Repeat the records verbatim and leave the pictures out of your copy.

Figure contents as structured data
• • • • •
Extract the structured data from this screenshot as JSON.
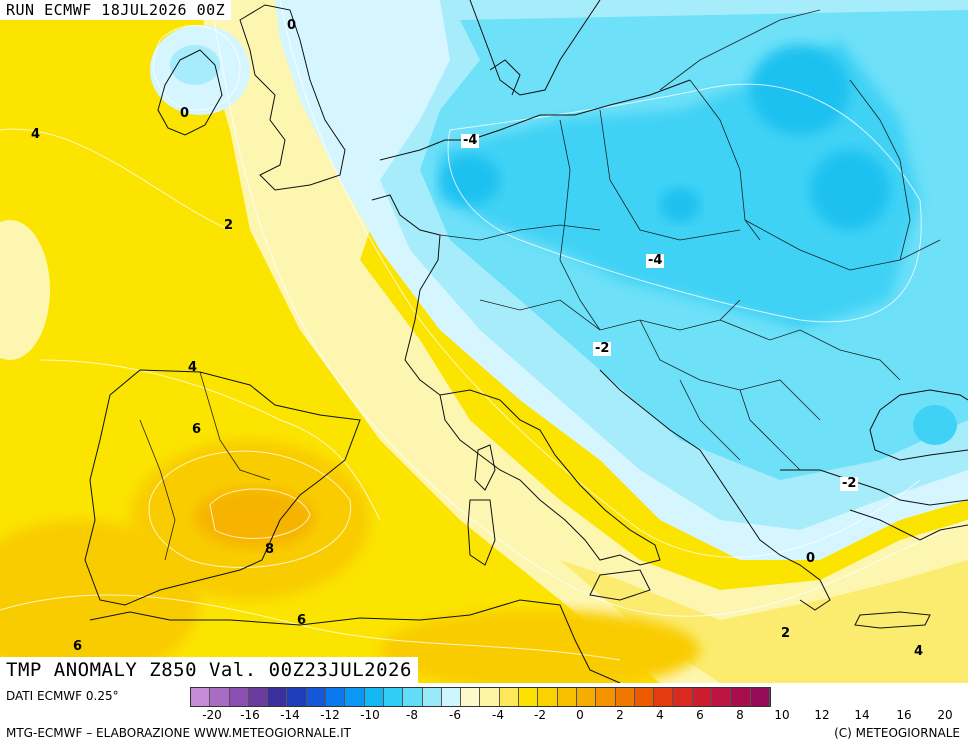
{
  "header": {
    "run_label": "RUN ECMWF 18JUL2026 00Z"
  },
  "map": {
    "title": "TMP ANOMALY Z850 Val. 00Z23JUL2026",
    "contour_labels": [
      "0",
      "0",
      "4",
      "2",
      "-4",
      "-4",
      "-2",
      "4",
      "6",
      "8",
      "-2",
      "0",
      "6",
      "6",
      "2",
      "4"
    ],
    "colors": {
      "sea_pale_yellow": "#fdf6b0",
      "yellow": "#fbe800",
      "deep_yellow": "#fbd400",
      "orange": "#f9b800",
      "pale_cyan": "#d6f6ff",
      "light_cyan": "#a7ecfb",
      "cyan": "#6ee0f8",
      "deep_cyan": "#40d2f5",
      "blue_cyan": "#1ec1f0"
    }
  },
  "legend": {
    "ticks": [
      "-20",
      "-16",
      "-14",
      "-12",
      "-10",
      "-8",
      "-6",
      "-4",
      "-2",
      "0",
      "2",
      "4",
      "6",
      "8",
      "10",
      "12",
      "14",
      "16",
      "20"
    ],
    "colors": [
      "#c48bd6",
      "#a86cc4",
      "#8a4fb0",
      "#6a3a9c",
      "#3a2f9c",
      "#1e3dba",
      "#1458d8",
      "#0a78ee",
      "#0a98f4",
      "#14b6f4",
      "#30cef6",
      "#62ddf8",
      "#98eafb",
      "#cdf6fe",
      "#fdf9c8",
      "#fef3a0",
      "#fde85c",
      "#fbe000",
      "#f9d200",
      "#f8c000",
      "#f6ac00",
      "#f49200",
      "#f07800",
      "#ec5a00",
      "#e43c10",
      "#d82a20",
      "#cc1c30",
      "#bc1440",
      "#a80e4c",
      "#960c58"
    ]
  },
  "footer": {
    "data_source": "DATI ECMWF 0.25°",
    "credit": "MTG-ECMWF – ELABORAZIONE WWW.METEOGIORNALE.IT",
    "copyright": "(C) METEOGIORNALE"
  }
}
• • • • •
# SOLUTION:
Extract the structured data from this screenshot as JSON.
{
  "header": {
    "run_label": "RUN ECMWF 18JUL2026 00Z"
  },
  "map": {
    "title": "TMP ANOMALY Z850 Val. 00Z23JUL2026",
    "contour_labels": [
      "0",
      "0",
      "4",
      "2",
      "-4",
      "-4",
      "-2",
      "4",
      "6",
      "8",
      "-2",
      "0",
      "6",
      "6",
      "2",
      "4"
    ],
    "colors": {
      "sea_pale_yellow": "#fdf6b0",
      "yellow": "#fbe800",
      "deep_yellow": "#fbd400",
      "orange": "#f9b800",
      "pale_cyan": "#d6f6ff",
      "light_cyan": "#a7ecfb",
      "cyan": "#6ee0f8",
      "deep_cyan": "#40d2f5",
      "blue_cyan": "#1ec1f0"
    }
  },
  "legend": {
    "ticks": [
      "-20",
      "-16",
      "-14",
      "-12",
      "-10",
      "-8",
      "-6",
      "-4",
      "-2",
      "0",
      "2",
      "4",
      "6",
      "8",
      "10",
      "12",
      "14",
      "16",
      "20"
    ],
    "colors": [
      "#c48bd6",
      "#a86cc4",
      "#8a4fb0",
      "#6a3a9c",
      "#3a2f9c",
      "#1e3dba",
      "#1458d8",
      "#0a78ee",
      "#0a98f4",
      "#14b6f4",
      "#30cef6",
      "#62ddf8",
      "#98eafb",
      "#cdf6fe",
      "#fdf9c8",
      "#fef3a0",
      "#fde85c",
      "#fbe000",
      "#f9d200",
      "#f8c000",
      "#f6ac00",
      "#f49200",
      "#f07800",
      "#ec5a00",
      "#e43c10",
      "#d82a20",
      "#cc1c30",
      "#bc1440",
      "#a80e4c",
      "#960c58"
    ]
  },
  "footer": {
    "data_source": "DATI ECMWF 0.25°",
    "credit": "MTG-ECMWF – ELABORAZIONE WWW.METEOGIORNALE.IT",
    "copyright": "(C) METEOGIORNALE"
  }
}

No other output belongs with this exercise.